> [Problem statement]: Search the material below for the word "deformation". Copy every line that has it.

> [Data shown]:
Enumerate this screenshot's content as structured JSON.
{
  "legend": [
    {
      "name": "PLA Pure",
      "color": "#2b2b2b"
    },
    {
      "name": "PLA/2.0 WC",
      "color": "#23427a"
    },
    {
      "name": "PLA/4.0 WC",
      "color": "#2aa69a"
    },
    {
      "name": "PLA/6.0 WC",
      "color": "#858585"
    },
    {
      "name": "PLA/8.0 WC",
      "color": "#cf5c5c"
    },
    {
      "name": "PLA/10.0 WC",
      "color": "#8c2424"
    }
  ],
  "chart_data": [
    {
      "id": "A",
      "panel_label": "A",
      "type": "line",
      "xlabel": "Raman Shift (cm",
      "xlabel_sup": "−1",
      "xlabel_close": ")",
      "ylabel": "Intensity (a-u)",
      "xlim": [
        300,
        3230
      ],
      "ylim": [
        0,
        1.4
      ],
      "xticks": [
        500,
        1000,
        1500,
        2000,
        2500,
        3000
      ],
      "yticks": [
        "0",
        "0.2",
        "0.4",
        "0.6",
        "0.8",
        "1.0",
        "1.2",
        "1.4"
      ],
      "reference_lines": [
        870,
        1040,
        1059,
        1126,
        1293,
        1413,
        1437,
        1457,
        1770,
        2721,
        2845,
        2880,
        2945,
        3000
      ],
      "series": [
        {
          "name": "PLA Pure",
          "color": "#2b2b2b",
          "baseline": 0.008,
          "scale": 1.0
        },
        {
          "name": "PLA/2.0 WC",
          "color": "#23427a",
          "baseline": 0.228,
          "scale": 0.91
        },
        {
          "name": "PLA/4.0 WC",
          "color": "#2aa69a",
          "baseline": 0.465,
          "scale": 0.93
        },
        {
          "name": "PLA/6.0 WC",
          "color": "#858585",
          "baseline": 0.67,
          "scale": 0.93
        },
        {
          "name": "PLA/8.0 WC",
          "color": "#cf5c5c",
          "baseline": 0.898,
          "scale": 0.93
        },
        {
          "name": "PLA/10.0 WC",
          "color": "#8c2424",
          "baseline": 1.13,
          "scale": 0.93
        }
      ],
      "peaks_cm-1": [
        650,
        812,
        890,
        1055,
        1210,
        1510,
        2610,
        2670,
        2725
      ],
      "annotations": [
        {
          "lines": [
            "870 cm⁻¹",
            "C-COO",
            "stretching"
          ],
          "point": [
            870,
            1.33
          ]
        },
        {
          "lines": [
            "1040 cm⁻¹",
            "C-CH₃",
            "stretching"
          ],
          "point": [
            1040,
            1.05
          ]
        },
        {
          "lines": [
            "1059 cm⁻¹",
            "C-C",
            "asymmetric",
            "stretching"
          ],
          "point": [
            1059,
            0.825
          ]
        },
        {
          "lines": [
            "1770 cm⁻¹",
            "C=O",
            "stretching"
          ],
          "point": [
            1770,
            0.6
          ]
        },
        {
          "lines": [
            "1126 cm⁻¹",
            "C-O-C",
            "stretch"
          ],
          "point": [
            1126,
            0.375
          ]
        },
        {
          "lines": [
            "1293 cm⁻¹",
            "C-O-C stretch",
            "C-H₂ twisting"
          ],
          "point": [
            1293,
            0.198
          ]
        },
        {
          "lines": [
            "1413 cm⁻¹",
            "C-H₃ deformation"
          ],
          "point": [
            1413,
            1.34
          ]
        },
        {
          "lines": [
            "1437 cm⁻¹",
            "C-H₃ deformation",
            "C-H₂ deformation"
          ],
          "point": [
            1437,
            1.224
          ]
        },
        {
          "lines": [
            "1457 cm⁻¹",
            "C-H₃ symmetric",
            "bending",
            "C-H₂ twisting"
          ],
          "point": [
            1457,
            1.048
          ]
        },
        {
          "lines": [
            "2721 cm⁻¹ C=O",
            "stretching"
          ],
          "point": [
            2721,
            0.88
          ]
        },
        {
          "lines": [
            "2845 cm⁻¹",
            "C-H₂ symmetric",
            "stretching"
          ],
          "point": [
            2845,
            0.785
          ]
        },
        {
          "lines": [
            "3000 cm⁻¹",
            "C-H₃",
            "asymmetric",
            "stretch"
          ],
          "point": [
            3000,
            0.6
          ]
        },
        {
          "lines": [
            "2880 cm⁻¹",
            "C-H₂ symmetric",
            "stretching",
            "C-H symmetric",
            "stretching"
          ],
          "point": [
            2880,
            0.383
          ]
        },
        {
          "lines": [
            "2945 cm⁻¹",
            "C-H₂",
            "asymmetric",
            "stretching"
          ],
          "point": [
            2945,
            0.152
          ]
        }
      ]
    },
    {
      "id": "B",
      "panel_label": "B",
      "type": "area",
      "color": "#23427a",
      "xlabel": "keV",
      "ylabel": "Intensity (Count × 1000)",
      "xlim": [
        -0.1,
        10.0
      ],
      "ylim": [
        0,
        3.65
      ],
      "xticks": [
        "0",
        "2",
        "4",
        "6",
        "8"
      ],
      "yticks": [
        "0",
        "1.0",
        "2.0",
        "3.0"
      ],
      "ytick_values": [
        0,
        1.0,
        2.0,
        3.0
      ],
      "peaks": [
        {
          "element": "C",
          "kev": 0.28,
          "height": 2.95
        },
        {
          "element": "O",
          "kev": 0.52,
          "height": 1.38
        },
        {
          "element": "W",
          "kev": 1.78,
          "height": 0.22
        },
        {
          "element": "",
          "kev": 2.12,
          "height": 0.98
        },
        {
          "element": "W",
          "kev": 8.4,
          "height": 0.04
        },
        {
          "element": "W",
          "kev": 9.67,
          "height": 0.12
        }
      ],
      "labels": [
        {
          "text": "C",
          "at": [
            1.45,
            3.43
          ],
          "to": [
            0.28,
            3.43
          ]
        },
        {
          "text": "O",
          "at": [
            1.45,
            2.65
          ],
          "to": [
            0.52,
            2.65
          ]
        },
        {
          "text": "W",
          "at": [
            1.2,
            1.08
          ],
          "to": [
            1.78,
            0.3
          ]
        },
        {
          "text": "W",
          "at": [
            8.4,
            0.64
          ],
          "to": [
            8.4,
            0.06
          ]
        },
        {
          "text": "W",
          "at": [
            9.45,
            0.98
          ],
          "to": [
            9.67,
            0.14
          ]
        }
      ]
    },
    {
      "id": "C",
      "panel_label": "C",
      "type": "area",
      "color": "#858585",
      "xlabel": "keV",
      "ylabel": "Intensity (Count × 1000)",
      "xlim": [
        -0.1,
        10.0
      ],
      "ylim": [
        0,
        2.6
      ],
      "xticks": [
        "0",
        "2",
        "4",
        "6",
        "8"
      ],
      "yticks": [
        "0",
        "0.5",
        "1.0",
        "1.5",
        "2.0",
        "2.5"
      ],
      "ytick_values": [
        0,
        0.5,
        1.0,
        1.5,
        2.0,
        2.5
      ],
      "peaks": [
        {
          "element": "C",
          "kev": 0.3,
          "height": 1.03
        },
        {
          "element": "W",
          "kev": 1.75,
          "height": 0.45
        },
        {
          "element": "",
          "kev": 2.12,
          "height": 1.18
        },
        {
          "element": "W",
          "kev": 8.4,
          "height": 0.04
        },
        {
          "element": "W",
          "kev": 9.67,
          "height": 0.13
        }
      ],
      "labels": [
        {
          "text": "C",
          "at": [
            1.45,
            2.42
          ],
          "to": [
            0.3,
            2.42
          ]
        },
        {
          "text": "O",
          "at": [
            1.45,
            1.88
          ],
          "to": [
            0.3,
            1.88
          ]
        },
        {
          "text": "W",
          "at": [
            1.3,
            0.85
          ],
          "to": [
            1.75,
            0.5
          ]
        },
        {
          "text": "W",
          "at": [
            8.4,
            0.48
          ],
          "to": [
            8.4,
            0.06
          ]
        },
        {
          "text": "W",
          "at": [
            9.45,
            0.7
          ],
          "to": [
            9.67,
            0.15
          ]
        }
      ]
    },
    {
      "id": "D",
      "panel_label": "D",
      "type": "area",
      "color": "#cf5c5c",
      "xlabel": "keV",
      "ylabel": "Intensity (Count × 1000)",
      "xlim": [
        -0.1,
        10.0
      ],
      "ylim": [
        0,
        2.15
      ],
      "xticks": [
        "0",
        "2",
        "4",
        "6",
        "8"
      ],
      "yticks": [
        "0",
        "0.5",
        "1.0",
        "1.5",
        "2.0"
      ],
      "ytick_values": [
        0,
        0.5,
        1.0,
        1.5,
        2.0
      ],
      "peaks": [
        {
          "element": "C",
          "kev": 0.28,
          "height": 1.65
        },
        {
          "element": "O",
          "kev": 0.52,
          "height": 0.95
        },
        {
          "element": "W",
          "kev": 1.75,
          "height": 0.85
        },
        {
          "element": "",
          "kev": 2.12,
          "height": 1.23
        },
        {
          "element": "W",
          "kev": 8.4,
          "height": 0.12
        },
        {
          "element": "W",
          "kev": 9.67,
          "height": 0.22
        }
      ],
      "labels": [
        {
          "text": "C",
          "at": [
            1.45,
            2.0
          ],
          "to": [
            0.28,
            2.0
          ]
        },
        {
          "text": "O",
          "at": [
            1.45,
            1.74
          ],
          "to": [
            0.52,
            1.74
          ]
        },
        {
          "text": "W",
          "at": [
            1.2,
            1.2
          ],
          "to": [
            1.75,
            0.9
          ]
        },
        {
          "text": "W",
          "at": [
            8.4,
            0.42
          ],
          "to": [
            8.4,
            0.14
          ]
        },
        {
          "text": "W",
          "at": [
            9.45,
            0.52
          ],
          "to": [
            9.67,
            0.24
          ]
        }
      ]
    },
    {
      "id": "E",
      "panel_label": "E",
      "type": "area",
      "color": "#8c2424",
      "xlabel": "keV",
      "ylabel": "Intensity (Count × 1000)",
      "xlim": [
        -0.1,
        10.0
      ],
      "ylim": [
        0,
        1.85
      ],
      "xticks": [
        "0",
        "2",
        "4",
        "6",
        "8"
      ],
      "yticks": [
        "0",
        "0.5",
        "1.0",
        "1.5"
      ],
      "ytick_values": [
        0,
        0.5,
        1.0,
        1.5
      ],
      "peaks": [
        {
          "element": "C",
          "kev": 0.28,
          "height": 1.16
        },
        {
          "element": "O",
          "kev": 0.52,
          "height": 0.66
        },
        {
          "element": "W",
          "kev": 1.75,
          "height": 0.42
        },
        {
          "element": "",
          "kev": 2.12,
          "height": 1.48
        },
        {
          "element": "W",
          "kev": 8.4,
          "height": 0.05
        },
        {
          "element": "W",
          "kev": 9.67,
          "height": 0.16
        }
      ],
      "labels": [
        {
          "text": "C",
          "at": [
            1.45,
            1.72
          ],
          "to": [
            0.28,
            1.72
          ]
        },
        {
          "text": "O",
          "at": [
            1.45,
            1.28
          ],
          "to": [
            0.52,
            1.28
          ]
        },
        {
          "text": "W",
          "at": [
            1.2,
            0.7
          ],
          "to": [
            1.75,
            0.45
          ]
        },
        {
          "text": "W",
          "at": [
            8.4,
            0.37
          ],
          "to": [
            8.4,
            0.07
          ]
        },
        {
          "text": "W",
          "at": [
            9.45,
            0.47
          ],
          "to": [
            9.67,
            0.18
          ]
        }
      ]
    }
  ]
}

> [Response below]:
            "C-H₃ deformation"
            "C-H₃ deformation",
            "C-H₂ deformation"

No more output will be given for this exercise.